>> BEGIN

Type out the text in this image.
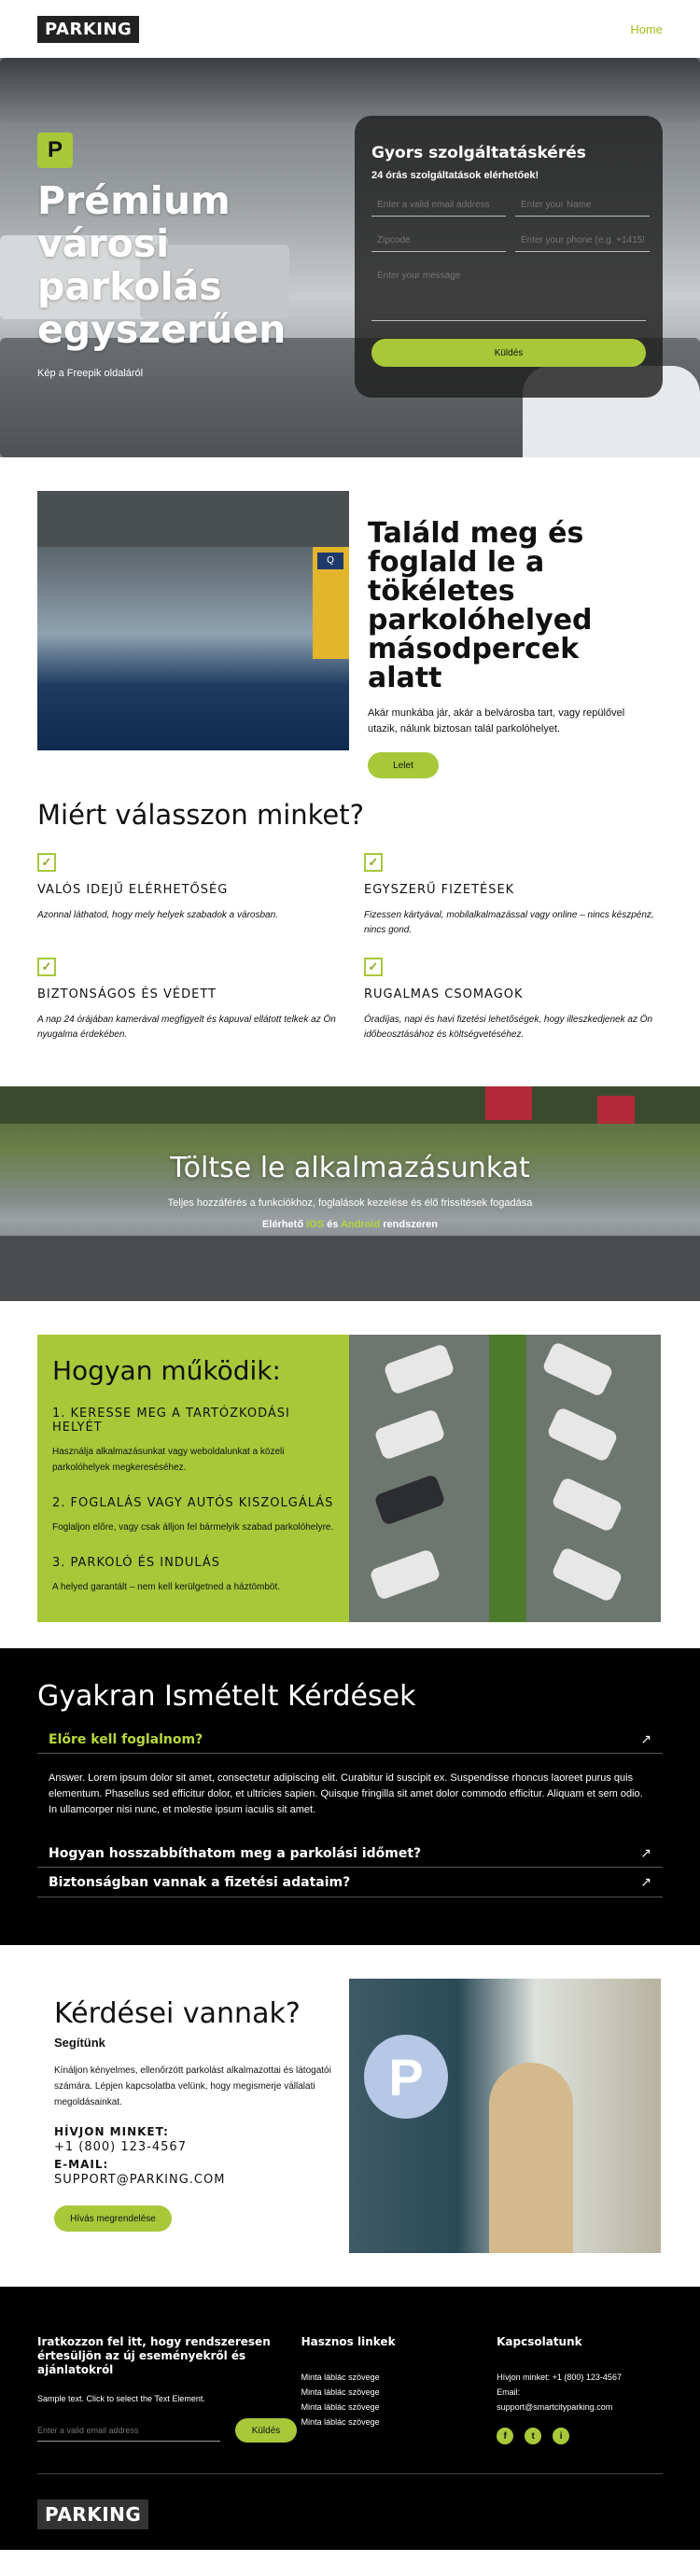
PARKING	Home
P
Prémium városi parkolás egyszerűen
Kép a Freepik oldaláról
Gyors szolgáltatáskérés
24 órás szolgáltatások elérhetőek!
Enter a valid email address
Enter your Name
Zipcode
Enter your phone (e.g. +14155
Enter your message
Küldés
Q
Találd meg és foglald le a tökéletes parkolóhelyed másodpercek alatt

Akár munkába jár, akár a belvárosba tart, vagy repülővel utazik, nálunk biztosan talál parkolóhelyet.

Lelet
Miért válasszon minket?
✓
VALÓS IDEJŰ ELÉRHETŐSÉG

Azonnal láthatod, hogy mely helyek szabadok a városban.

✓
EGYSZERŰ FIZETÉSEK

Fizessen kártyával, mobilalkalmazással vagy online – nincs készpénz, nincs gond.

✓
BIZTONSÁGOS ÉS VÉDETT

A nap 24 órájában kamerával megfigyelt és kapuval ellátott telkek az Ön nyugalma érdekében.

✓
RUGALMAS CSOMAGOK

Óradíjas, napi és havi fizetési lehetőségek, hogy illeszkedjenek az Ön időbeosztásához és költségvetéséhez.

Töltse le alkalmazásunkat
Teljes hozzáférés a funkciókhoz, foglalások kezelése és élő frissítések fogadása
Elérhető iOS és Android rendszeren
Hogyan működik:
1. KERESSE MEG A TARTÓZKODÁSI HELYÉT

Használja alkalmazásunkat vagy weboldalunkat a közeli parkolóhelyek megkereséséhez.

2. FOGLALÁS VAGY AUTÓS KISZOLGÁLÁS

Foglaljon előre, vagy csak álljon fel bármelyik szabad parkolóhelyre.

3. PARKOLÓ ÉS INDULÁS

A helyed garantált – nem kell kerülgetned a háztömböt.

Gyakran Ismételt Kérdések
Előre kell foglalnom?	↗

Answer. Lorem ipsum dolor sit amet, consectetur adipiscing elit. Curabitur id suscipit ex. Suspendisse rhoncus laoreet purus quis elementum. Phasellus sed efficitur dolor, et ultricies sapien. Quisque fringilla sit amet dolor commodo efficitur. Aliquam et sem odio. In ullamcorper nisi nunc, et molestie ipsum iaculis sit amet.

Hogyan hosszabbíthatom meg a parkolási időmet?	↗
Biztonságban vannak a fizetési adataim?	↗
Kérdései vannak?
Segítünk

Kínáljon kényelmes, ellenőrzött parkolást alkalmazottai és látogatói számára. Lépjen kapcsolatba velünk, hogy megismerje vállalati megoldásainkat.

HÍVJON MINKET:
+1 (800) 123-4567
E-MAIL:
SUPPORT@PARKING.COM
Hívás megrendelése
P
Iratkozzon fel itt, hogy rendszeresen értesüljön az új eseményekről és ajánlatokról
Sample text. Click to select the Text Element.
Enter a valid email address
Küldés
Hasznos linkek
Minta láblác szövege
Minta láblác szövege
Minta láblác szövege
Minta láblác szövege
Kapcsolatunk
Hívjon minket: +1 (800) 123-4567
Email:
support@smartcityparking.com
f	t	i
PARKING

>> END

DO THIS
Copy the records word for word, leaving no picture in the copy.

RESULT FOR THIS TASK
Type out the text in this image.
PARKING	Home
P
Prémium városi parkolás egyszerűen
Kép a Freepik oldaláról
Gyors szolgáltatáskérés
24 órás szolgáltatások elérhetőek!
Enter a valid email address
Enter your Name
Zipcode
Enter your phone (e.g. +14155
Enter your message
Küldés
Q
Találd meg és foglald le a tökéletes parkolóhelyed másodpercek alatt

Akár munkába jár, akár a belvárosba tart, vagy repülővel utazik, nálunk biztosan talál parkolóhelyet.

Lelet
Miért válasszon minket?
✓
VALÓS IDEJŰ ELÉRHETŐSÉG

Azonnal láthatod, hogy mely helyek szabadok a városban.

✓
EGYSZERŰ FIZETÉSEK

Fizessen kártyával, mobilalkalmazással vagy online – nincs készpénz, nincs gond.

✓
BIZTONSÁGOS ÉS VÉDETT

A nap 24 órájában kamerával megfigyelt és kapuval ellátott telkek az Ön nyugalma érdekében.

✓
RUGALMAS CSOMAGOK

Óradíjas, napi és havi fizetési lehetőségek, hogy illeszkedjenek az Ön időbeosztásához és költségvetéséhez.

Töltse le alkalmazásunkat
Teljes hozzáférés a funkciókhoz, foglalások kezelése és élő frissítések fogadása
Elérhető iOS és Android rendszeren
Hogyan működik:
1. KERESSE MEG A TARTÓZKODÁSI HELYÉT

Használja alkalmazásunkat vagy weboldalunkat a közeli parkolóhelyek megkereséséhez.

2. FOGLALÁS VAGY AUTÓS KISZOLGÁLÁS

Foglaljon előre, vagy csak álljon fel bármelyik szabad parkolóhelyre.

3. PARKOLÓ ÉS INDULÁS

A helyed garantált – nem kell kerülgetned a háztömböt.

Gyakran Ismételt Kérdések
Előre kell foglalnom?	↗

Answer. Lorem ipsum dolor sit amet, consectetur adipiscing elit. Curabitur id suscipit ex. Suspendisse rhoncus laoreet purus quis elementum. Phasellus sed efficitur dolor, et ultricies sapien. Quisque fringilla sit amet dolor commodo efficitur. Aliquam et sem odio. In ullamcorper nisi nunc, et molestie ipsum iaculis sit amet.

Hogyan hosszabbíthatom meg a parkolási időmet?	↗
Biztonságban vannak a fizetési adataim?	↗
Kérdései vannak?
Segítünk

Kínáljon kényelmes, ellenőrzött parkolást alkalmazottai és látogatói számára. Lépjen kapcsolatba velünk, hogy megismerje vállalati megoldásainkat.

HÍVJON MINKET:
+1 (800) 123-4567
E-MAIL:
SUPPORT@PARKING.COM
Hívás megrendelése
P
Iratkozzon fel itt, hogy rendszeresen értesüljön az új eseményekről és ajánlatokról
Sample text. Click to select the Text Element.
Enter a valid email address
Küldés
Hasznos linkek
Minta láblác szövege
Minta láblác szövege
Minta láblác szövege
Minta láblác szövege
Kapcsolatunk
Hívjon minket: +1 (800) 123-4567
Email:
support@smartcityparking.com
f	t	i
PARKING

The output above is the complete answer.